▶ _EXERCISE INSTRUCTIONS_:
Your task is to output the listing word for word, with pictures excluded.

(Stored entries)
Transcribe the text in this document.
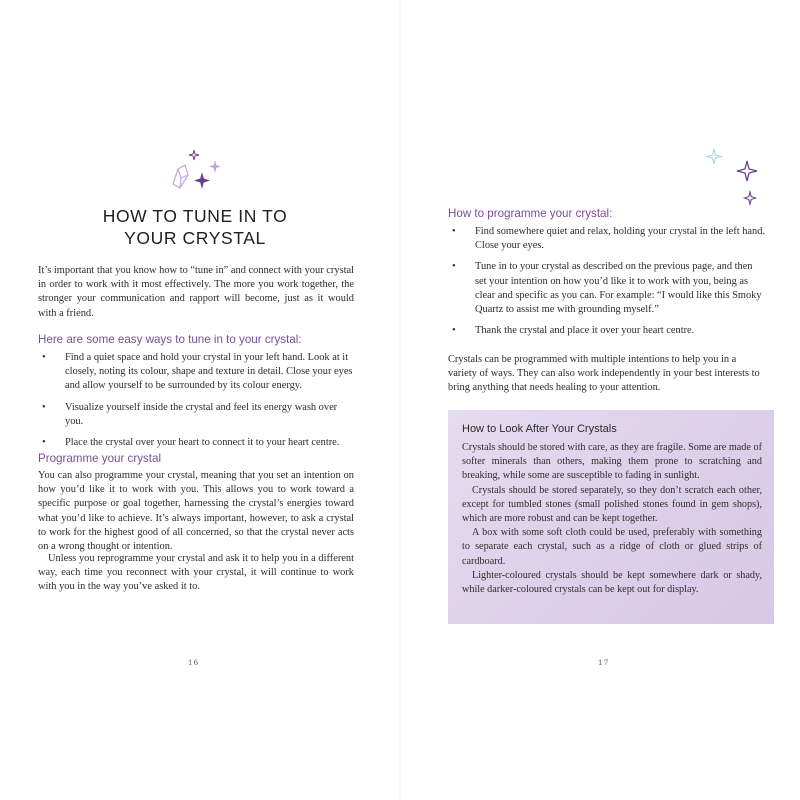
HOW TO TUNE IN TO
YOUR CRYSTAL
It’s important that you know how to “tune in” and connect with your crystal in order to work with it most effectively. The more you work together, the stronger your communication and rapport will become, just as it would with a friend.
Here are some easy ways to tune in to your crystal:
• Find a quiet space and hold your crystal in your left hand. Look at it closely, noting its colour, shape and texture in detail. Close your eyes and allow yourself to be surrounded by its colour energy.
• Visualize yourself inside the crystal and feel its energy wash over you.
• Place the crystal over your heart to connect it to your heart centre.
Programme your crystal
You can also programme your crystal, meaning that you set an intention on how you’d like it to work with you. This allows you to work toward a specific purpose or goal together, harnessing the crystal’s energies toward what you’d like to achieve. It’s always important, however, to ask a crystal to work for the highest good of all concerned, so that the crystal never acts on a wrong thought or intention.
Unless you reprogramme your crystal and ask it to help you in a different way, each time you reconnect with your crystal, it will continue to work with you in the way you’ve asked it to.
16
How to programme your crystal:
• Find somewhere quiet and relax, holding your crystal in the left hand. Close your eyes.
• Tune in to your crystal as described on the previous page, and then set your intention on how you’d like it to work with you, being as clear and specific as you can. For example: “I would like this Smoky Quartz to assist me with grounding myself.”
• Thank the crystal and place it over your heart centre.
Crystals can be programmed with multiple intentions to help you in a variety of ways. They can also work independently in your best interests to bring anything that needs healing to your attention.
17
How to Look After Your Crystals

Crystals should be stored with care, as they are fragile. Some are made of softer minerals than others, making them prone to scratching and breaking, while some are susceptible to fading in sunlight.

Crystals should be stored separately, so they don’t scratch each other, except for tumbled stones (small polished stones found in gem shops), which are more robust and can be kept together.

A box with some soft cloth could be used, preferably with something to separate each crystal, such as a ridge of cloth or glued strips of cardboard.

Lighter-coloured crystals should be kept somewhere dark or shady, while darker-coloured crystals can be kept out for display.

▶ _FULL SOLUTION_:
Transcribe the text in this document.
HOW TO TUNE IN TO
YOUR CRYSTAL
It’s important that you know how to “tune in” and connect with your crystal in order to work with it most effectively. The more you work together, the stronger your communication and rapport will become, just as it would with a friend.
Here are some easy ways to tune in to your crystal:
• Find a quiet space and hold your crystal in your left hand. Look at it closely, noting its colour, shape and texture in detail. Close your eyes and allow yourself to be surrounded by its colour energy.
• Visualize yourself inside the crystal and feel its energy wash over you.
• Place the crystal over your heart to connect it to your heart centre.
Programme your crystal
You can also programme your crystal, meaning that you set an intention on how you’d like it to work with you. This allows you to work toward a specific purpose or goal together, harnessing the crystal’s energies toward what you’d like to achieve. It’s always important, however, to ask a crystal to work for the highest good of all concerned, so that the crystal never acts on a wrong thought or intention.
Unless you reprogramme your crystal and ask it to help you in a different way, each time you reconnect with your crystal, it will continue to work with you in the way you’ve asked it to.
16
How to programme your crystal:
• Find somewhere quiet and relax, holding your crystal in the left hand. Close your eyes.
• Tune in to your crystal as described on the previous page, and then set your intention on how you’d like it to work with you, being as clear and specific as you can. For example: “I would like this Smoky Quartz to assist me with grounding myself.”
• Thank the crystal and place it over your heart centre.
Crystals can be programmed with multiple intentions to help you in a variety of ways. They can also work independently in your best interests to bring anything that needs healing to your attention.
17
How to Look After Your Crystals

Crystals should be stored with care, as they are fragile. Some are made of softer minerals than others, making them prone to scratching and breaking, while some are susceptible to fading in sunlight.

Crystals should be stored separately, so they don’t scratch each other, except for tumbled stones (small polished stones found in gem shops), which are more robust and can be kept together.

A box with some soft cloth could be used, preferably with something to separate each crystal, such as a ridge of cloth or glued strips of cardboard.

Lighter-coloured crystals should be kept somewhere dark or shady, while darker-coloured crystals can be kept out for display.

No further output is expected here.